═══ Текст для чтения ═══

Первые Сталинские премии: Шостакович и другие - 3

Опубликовано: 1 октября 2006 г.
Рубрики:

Окончание. Начало № 17 (76) от 01 сентября 2006 г. и № 18 (77) от 15 сентября 2006 г.]

Если Шолохов в своих отношениях с вождем — и писательских, и общественных, и личных — ходил по острию ножа, то в еще большей степени, пожалуй, это можно сказать о другом сталинском лауреате, кинорежиссере Сергее Эйзенштейне, награжденном за свой знаменитый фильм 1938 года “Александр Невский”.

Эйзенштейн был невысоким, округлым (некоторым он казался бескостным) человеком на коротких ножках с торчащими дыбом жидкими волосами над высокой залысиной и вечной иронической усмешкой на губах. С первого взгляда этот знаменитый киноноватор производил даже уютное впечатление, но оно было обманчивым: душу сексуально амбивалентного Эйзенштейна с юных лет раздирали противоречивые импульсы, наружу вырывавшиеся в повышенном интересе к садизму, пыткам и жестокостям разного рода, а также в “ненормальной” (по словам его друга кинорежиссера Михаила Ромма) склонности “рисовать похабные картинки при дамах”. При этом сердечник Эйзенштейн вел исключительно умеренный и упорядоченный образ жизни, не пил и не курил; единственной его всем известной слабостью была детская любовь к сладостям.

“Александр Невский” оказался самым формальным, отстраненным и нетипичным из всех шести законченных Эйзенштейном фильмов. И по эмоции, и по образности это — холодный фильм. Так получилось, что работу эту, которую Эйзенштейн выполнял по личному заказу Сталина, надо было закончить как можно быстрее, поэтому центральную сцену схватки русского князя ХШ века Александра Невского с агрессорами — тевтонскими рыцарями на льду замерзшего Чудского озера — режиссер снимал летом, на Мосфильме, где асфальт покрыли густым слоем жидкого стекла, а сверху накрошили мел, чтобы создать иллюзию зимнего пейзажа.

В этом условном пространстве Эйзенштейн разыграл свой фильм как блестящую шахматную партию с заданным Сталиным концом, когда Александр Невский произносит: “А если кто с мечом к нам войдет, тот от меча и погибнет, на том стояла и стоять будет русская земля”. (Эйзенштейн планировал завершить фильм смертью Александра Невского на обратном пути из Орды, но Сталин этому воспротивился: “Не может умирать такой хороший князь”.)

Ради пропаганды этого заключительного слогана фильм, собственно, и затевался, но по иронии судьбы, когда в 1939 году Сталин заключил с Гитлером пакт о ненападении и нацисты стали “заклятыми друзьями”, это привело к исчезновению “Александра Невского” с киноэкранов. Поэтому столь многозначительным оказался факт награждения не только Эйзенштейна, но и Николая Черкасова, исполнителя роли Александра Невского (а также еще двух человек из съёмочной группы) за эту кинокартину в марте 1941 года, когда договор с Гитлером формально все еще был в силе.

═══ Исходные данные ═══

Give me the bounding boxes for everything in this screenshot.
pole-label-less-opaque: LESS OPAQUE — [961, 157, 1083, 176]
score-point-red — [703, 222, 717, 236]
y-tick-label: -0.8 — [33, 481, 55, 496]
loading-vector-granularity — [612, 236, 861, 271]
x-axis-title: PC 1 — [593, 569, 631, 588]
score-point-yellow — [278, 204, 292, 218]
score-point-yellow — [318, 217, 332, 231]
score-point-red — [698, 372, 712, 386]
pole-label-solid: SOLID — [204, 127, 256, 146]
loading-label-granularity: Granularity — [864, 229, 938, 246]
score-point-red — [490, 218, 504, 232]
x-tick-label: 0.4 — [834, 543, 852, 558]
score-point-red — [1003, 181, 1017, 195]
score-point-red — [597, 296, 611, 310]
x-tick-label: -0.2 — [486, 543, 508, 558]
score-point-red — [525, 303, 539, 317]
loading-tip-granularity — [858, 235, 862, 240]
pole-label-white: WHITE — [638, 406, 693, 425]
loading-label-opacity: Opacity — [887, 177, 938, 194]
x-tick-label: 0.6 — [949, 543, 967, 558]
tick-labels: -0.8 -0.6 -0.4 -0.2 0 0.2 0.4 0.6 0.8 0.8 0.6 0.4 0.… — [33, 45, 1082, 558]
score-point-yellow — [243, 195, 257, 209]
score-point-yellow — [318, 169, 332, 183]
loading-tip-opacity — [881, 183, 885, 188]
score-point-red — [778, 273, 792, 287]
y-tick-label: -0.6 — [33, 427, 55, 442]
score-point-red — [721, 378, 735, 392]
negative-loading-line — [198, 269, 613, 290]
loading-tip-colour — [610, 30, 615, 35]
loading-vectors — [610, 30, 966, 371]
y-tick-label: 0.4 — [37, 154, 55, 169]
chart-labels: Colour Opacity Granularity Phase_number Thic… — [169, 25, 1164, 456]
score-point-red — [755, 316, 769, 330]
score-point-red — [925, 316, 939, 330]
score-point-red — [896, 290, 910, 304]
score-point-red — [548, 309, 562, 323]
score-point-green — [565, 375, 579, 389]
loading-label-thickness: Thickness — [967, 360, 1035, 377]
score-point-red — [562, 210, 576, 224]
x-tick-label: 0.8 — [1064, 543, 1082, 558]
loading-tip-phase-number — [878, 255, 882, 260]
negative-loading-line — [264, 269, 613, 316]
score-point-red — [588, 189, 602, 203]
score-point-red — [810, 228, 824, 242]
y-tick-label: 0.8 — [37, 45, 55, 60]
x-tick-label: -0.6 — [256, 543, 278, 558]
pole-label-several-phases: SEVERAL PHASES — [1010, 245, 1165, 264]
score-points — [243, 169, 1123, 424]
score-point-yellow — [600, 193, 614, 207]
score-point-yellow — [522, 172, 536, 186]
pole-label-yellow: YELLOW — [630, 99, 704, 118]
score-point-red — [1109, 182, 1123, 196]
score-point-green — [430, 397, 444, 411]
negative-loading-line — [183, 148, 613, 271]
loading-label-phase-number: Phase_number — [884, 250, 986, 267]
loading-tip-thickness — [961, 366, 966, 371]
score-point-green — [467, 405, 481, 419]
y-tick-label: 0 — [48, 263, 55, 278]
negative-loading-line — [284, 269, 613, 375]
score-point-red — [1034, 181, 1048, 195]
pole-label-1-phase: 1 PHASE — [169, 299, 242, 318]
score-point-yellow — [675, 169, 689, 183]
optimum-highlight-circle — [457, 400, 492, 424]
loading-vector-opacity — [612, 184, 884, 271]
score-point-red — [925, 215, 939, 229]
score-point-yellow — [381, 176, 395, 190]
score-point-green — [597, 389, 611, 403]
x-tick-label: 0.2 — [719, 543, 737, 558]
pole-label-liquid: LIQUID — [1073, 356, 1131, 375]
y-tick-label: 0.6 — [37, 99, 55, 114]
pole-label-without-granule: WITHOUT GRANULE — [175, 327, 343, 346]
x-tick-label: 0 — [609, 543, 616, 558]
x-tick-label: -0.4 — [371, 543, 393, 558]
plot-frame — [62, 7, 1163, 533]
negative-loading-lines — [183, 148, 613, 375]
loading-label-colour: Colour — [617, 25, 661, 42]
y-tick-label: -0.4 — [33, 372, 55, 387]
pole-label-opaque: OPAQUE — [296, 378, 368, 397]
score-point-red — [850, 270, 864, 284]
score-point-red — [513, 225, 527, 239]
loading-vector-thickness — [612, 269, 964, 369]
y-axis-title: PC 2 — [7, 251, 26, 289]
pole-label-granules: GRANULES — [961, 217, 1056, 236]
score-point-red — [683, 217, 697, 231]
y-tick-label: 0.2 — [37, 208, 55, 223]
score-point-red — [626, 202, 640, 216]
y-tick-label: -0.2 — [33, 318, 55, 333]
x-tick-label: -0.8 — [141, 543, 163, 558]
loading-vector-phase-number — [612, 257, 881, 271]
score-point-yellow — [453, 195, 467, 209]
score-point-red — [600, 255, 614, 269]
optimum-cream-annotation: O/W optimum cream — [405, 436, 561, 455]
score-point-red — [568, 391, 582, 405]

═══

**Что сделать**. Перечислите всех людей кино, которых упоминает статья о первых Сталинских премиях, и укажите, кем каждый из них назван.

**Ответ**.
- Сергей Эйзенштейн, кинорежиссер
- Михаил Ромм, кинорежиссер и друг Эйзенштейна
- Николай Черкасов, исполнитель роли Александра Невского